*Provided entries*
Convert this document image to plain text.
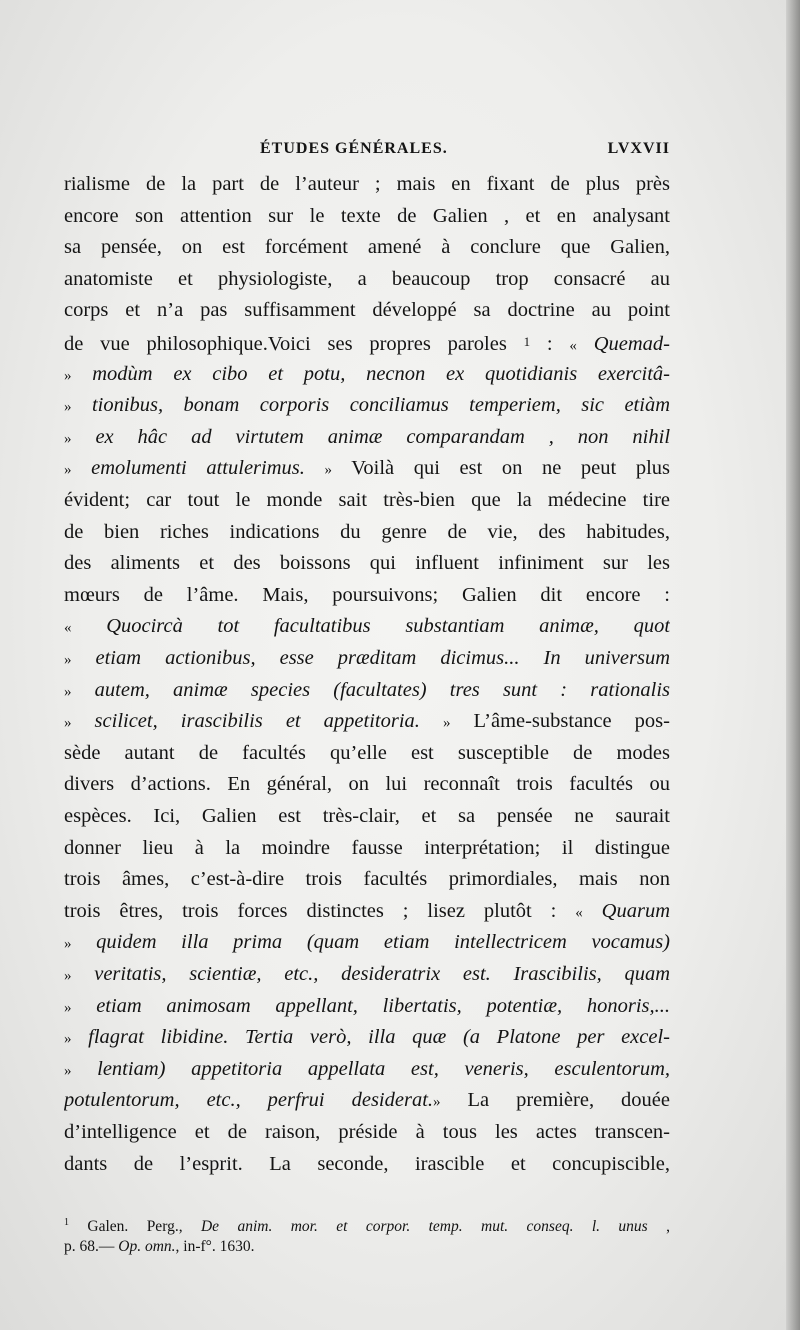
ÉTUDES GÉNÉRALES.	LVXVII
rialisme de la part de l’auteur ; mais en fixant de plus près
encore son attention sur le texte de Galien , et en analysant
sa pensée, on est forcément amené à conclure que Galien,
anatomiste et physiologiste, a beaucoup trop consacré au
corps et n’a pas suffisamment développé sa doctrine au point
de vue philosophique.Voici ses propres paroles 1 : « Quemad-
» modùm ex cibo et potu, necnon ex quotidianis exercitâ-
» tionibus, bonam corporis conciliamus temperiem, sic etiàm
» ex hâc ad virtutem animæ comparandam , non nihil
» emolumenti attulerimus. » Voilà qui est on ne peut plus
évident; car tout le monde sait très-bien que la médecine tire
de bien riches indications du genre de vie, des habitudes,
des aliments et des boissons qui influent infiniment sur les
mœurs de l’âme. Mais, poursuivons; Galien dit encore :
« Quocircà tot facultatibus substantiam animæ, quot
» etiam actionibus, esse præditam dicimus... In universum
» autem, animæ species (facultates) tres sunt : rationalis
» scilicet, irascibilis et appetitoria. » L’âme-substance pos-
sède autant de facultés qu’elle est susceptible de modes
divers d’actions. En général, on lui reconnaît trois facultés ou
espèces. Ici, Galien est très-clair, et sa pensée ne saurait
donner lieu à la moindre fausse interprétation; il distingue
trois âmes, c’est-à-dire trois facultés primordiales, mais non
trois êtres, trois forces distinctes ; lisez plutôt : « Quarum
» quidem illa prima (quam etiam intellectricem vocamus)
» veritatis, scientiæ, etc., desideratrix est. Irascibilis, quam
» etiam animosam appellant, libertatis, potentiæ, honoris,...
» flagrat libidine. Tertia verò, illa quæ (a Platone per excel-
» lentiam) appetitoria appellata est, veneris, esculentorum,
potulentorum, etc., perfrui desiderat.» La première, douée
d’intelligence et de raison, préside à tous les actes transcen-
dants de l’esprit. La seconde, irascible et concupiscible,
$^1$ Galen. Perg., De anim. mor. et corpor. temp. mut. conseq. l. unus ,
p. 68.— Op. omn., in-f°. 1630.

*What you are asked to do*
Each line holding "quam" must be found and copied.

*Written solution*
» quidem illa prima (quam etiam intellectricem vocamus)
» veritatis, scientiæ, etc., desideratrix est. Irascibilis, quam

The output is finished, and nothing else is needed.